CONSEGNA 1: Elenca i quattro ambiti che il titolo del testo su VanarChain mette a confronto.
CONSEGNA 2: Prosegui il testo su VanarChain dopo la sua ultima frase.

TESTO DI RIFERIMENTO:

::::::::

VanarChain è ancora dipendente dalla narrativa del gaming e dei consumatori, o si espanderà in DeFi e RWA

Guardo a DeFi e RWA e sento una sorta di tristezza, perché è lì che nulla viene più salvato dalla narrativa, rimangono solo la struttura del flusso di cassa e la fiducia. VanarChain è costretta nel gaming e nei consumatori, e penso che se sopravvive solo sull'entusiasmo dei nuovi utenti, allora, ironicamente, sarà logorata proprio da quella velocità quando il ciclo cambia.

Il gaming e i consumatori danno alla catena un vantaggio distributivo, perché hanno una ragione per portare gli utenti onchain senza dover parlare troppo di finanza. Ma forse la domanda più difficile è, una volta che gli utenti sono dentro, quale valore li fa rimanere, e chi sta pagando le commissioni affinché il sistema continui a funzionare. Se le commissioni e i ricavi dipendono solo da attività superficiali, allora ogni cooldown trasformerà l'uso in un numero vuoto.

Espandersi in DeFi non riguarda l'inseguire una moda, ma costruire uno strato che trattiene capitale, liquidità stabile, prestiti e mercati di derivati di base per il proprio ecosistema. Ma DeFi è anche dove piccoli errori diventano incidenti maggiori, le revisioni smettono di essere facoltative e ogni incentivo deve essere progettato in modo da non bruciare il token dall'interno.

::::::::

ESTRATTI DEI DATI:
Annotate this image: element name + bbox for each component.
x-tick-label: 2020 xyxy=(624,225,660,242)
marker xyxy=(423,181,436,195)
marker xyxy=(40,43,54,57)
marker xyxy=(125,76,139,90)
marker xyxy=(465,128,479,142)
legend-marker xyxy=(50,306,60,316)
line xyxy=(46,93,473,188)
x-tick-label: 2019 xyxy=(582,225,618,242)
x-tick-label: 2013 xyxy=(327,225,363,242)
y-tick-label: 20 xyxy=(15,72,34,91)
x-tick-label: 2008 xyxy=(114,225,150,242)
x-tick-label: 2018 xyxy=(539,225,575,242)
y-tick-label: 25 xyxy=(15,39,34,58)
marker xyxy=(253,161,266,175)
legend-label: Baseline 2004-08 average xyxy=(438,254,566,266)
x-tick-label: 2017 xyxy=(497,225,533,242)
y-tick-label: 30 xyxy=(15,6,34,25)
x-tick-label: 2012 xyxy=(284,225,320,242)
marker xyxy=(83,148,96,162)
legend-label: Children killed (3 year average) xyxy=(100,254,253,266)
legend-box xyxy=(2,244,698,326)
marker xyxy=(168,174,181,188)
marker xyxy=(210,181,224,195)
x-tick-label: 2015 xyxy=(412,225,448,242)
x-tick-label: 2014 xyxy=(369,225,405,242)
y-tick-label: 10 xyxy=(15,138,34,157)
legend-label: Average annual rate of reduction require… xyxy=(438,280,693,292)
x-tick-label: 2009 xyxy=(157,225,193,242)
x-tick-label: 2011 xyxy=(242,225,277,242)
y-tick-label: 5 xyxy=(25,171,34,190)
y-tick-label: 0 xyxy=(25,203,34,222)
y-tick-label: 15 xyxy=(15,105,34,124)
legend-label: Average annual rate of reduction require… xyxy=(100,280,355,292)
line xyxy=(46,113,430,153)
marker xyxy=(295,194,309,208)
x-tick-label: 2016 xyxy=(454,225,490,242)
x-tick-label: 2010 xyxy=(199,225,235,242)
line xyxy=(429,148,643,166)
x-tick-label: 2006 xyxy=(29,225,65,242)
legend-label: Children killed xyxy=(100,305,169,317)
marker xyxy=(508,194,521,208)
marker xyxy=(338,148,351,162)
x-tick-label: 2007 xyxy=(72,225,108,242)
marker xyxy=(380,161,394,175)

::::::::

RISPOSTA 1: gaming, consumatori, DeFi, RWA

RISPOSTA 2:
RWA è un gioco diverso, meno velocità, più partner, più standard, ma in cambio ottieni una domanda che può staccarsi dal puro sentimento cripto. VanarChain non ha bisogno di abbandonare la crescita dei consumatori, deve decidere cosa manterrà il valore ancorato quando la folla si sposta.

Sono stanco delle roadmap che sembrano troppo perfette, ma credo ancora che se VanarChain utilizza il gaming per aprire la porta, poi utilizza DeFi o RWA per ancorare il valore, ha una possibilità di superare la cattiva stagione. Sceglierà di ancorarsi con liquidità onchain, o con beni del mondo reale.